Problem details - Repeat the passage about travel in Vietnam below word for word, starting at "Hanoi is known" and ending at "hideaway of Dalat.".

Source excerpt -
-*-*-

The entire eastern edge of Vietnam rolls into the South China Sea and the country has its white sand beaches and golden resorts scattered up and down this lengthy littoral. But a trip to Vietnam is not so much about a cruise through China Beach as it is about seeing Hanoi, Ho Chi Minh City, Hoi An and Hue, and the towns and villages in between that preserve the history of the country in its many eras.

Hanoi is known for its French colonial charm, its temples and pagodas, its urban sophistication and its labyrinthine Old Quarters. Ho Chi Minh City is very much a modern urban sprawl, a business city with pockets of European charm along the muddy Mekong. Both cities have their “must” museums that shed valuable light on the region’s history and especially on the “American War” as it is called there. In between is the port city of Da Nang and then the nearby historical towns of Hue and Hoi An that served as the seat of the Mandarin culture that dominated Vietnam for much of the last millennium. Other notable spots include Sapa, where nearly three dozen hill tribes make their home, the beach resort hamlet of Nga Trang and the scenic highland hideaway of Dalat.

A visit to Vietnam could and should be at least two weeks to take advantage of the history, the beauty and the variety of adventures this destination has to offer.

-*-*-

(Spatial annotation listing)
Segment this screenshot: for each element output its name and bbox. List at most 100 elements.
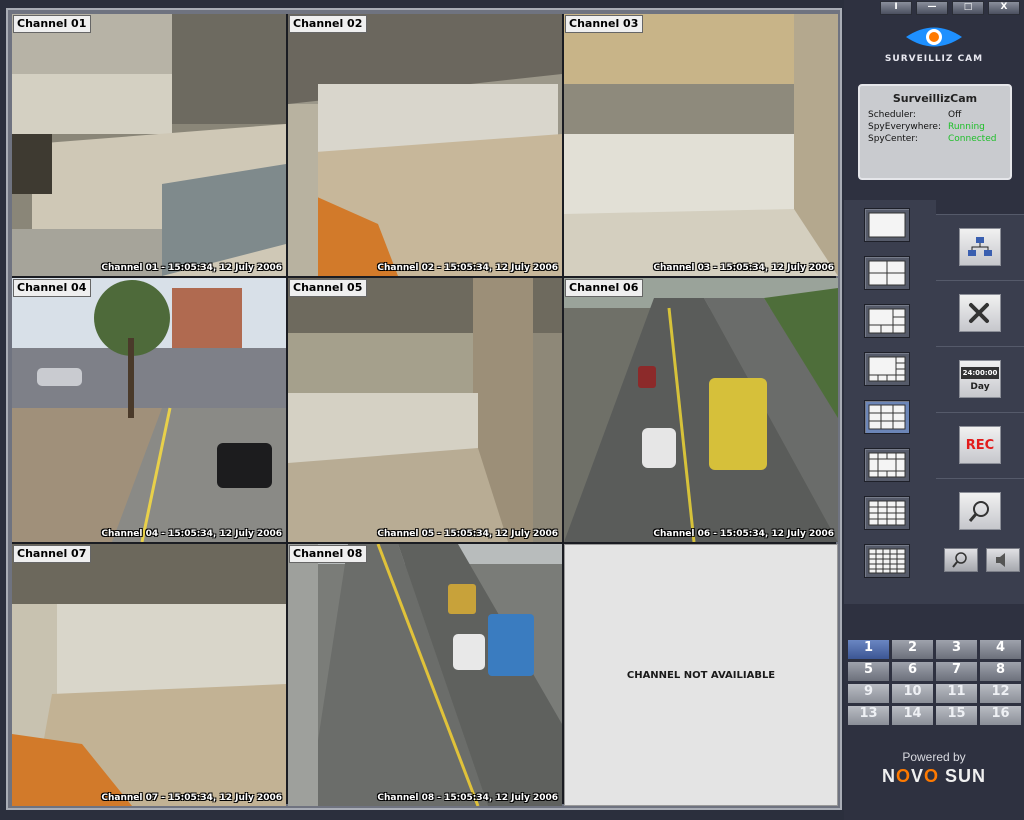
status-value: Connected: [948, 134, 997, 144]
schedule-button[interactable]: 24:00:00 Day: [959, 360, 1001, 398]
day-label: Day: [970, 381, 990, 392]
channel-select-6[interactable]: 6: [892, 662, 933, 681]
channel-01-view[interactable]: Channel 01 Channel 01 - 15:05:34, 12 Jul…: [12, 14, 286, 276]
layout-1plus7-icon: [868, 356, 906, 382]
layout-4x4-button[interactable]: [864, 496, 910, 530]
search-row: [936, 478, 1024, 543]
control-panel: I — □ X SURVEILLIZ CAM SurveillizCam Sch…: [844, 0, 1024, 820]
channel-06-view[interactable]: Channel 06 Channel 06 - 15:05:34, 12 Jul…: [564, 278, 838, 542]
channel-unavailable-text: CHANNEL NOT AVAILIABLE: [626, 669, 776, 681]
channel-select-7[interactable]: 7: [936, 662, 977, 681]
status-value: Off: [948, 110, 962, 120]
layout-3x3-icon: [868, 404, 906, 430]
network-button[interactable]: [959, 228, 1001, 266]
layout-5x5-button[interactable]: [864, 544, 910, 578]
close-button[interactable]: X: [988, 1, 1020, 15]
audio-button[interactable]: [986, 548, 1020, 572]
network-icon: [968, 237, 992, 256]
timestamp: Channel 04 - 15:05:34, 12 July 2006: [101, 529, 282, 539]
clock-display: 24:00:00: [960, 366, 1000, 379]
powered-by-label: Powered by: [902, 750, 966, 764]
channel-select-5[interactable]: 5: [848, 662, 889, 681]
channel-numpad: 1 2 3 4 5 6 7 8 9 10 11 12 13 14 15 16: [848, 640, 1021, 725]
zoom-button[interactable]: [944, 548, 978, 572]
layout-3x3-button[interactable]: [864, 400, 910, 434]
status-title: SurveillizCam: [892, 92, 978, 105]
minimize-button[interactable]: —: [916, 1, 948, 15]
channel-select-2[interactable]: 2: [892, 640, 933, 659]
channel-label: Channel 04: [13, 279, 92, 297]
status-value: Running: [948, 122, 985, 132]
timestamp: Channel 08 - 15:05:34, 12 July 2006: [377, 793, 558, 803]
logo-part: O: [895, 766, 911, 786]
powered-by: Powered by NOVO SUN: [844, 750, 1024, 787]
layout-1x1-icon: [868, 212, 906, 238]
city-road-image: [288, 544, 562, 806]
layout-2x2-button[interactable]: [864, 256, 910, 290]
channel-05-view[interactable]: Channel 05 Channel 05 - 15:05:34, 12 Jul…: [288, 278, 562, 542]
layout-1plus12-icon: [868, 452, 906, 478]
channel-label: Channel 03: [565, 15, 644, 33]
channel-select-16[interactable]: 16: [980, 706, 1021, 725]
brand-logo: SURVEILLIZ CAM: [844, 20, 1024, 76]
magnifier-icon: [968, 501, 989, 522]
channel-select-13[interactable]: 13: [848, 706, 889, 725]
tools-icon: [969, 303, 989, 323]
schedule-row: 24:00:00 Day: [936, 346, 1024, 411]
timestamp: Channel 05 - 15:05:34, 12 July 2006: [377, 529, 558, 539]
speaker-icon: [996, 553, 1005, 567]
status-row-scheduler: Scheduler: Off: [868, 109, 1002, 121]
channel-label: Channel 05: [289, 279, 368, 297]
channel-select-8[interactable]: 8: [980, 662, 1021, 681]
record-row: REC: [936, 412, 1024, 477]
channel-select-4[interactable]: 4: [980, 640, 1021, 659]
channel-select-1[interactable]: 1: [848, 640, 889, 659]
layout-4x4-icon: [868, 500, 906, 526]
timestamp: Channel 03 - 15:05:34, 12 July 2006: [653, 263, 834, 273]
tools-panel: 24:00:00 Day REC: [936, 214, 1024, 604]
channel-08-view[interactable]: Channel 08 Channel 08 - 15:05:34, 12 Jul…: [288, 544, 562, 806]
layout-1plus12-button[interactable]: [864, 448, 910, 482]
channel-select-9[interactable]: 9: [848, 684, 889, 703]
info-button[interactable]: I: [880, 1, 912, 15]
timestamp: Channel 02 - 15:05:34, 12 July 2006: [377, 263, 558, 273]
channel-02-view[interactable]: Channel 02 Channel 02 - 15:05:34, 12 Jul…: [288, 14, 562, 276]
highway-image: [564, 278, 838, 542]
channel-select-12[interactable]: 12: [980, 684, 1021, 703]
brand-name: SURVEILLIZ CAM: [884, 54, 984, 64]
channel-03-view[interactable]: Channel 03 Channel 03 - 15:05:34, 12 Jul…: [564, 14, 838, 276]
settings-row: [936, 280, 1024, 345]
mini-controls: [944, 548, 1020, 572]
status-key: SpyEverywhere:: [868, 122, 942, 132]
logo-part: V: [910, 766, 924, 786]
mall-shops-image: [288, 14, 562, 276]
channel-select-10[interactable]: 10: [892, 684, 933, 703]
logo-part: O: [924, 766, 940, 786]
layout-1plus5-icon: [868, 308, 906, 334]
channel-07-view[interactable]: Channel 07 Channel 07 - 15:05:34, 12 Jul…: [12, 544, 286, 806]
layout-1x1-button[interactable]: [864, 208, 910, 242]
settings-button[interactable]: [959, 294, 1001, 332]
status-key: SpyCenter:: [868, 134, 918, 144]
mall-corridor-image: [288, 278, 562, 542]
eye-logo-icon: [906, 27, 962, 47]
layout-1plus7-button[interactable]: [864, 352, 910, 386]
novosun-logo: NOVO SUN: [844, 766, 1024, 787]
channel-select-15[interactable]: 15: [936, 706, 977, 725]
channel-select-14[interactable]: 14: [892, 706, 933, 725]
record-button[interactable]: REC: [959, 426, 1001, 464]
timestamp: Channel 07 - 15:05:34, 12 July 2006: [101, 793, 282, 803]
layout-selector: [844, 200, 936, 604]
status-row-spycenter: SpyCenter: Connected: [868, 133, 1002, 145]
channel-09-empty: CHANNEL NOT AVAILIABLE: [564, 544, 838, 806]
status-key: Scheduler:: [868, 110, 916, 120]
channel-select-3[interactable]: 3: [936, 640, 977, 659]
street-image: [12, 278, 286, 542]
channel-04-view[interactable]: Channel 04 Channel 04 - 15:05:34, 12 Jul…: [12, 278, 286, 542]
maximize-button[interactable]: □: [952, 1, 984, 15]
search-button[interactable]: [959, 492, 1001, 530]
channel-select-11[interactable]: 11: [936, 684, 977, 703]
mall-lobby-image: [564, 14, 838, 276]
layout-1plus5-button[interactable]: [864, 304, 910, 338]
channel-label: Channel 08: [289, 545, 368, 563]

-*-*-

Complete answer -
Hanoi is known for its French colonial charm, its temples and pagodas, its urban sophistication and its labyrinthine Old Quarters. Ho Chi Minh City is very much a modern urban sprawl, a business city with pockets of European charm along the muddy Mekong. Both cities have their “must” museums that shed valuable light on the region’s history and especially on the “American War” as it is called there. In between is the port city of Da Nang and then the nearby historical towns of Hue and Hoi An that served as the seat of the Mandarin culture that dominated Vietnam for much of the last millennium. Other notable spots include Sapa, where nearly three dozen hill tribes make their home, the beach resort hamlet of Nga Trang and the scenic highland hideaway of Dalat.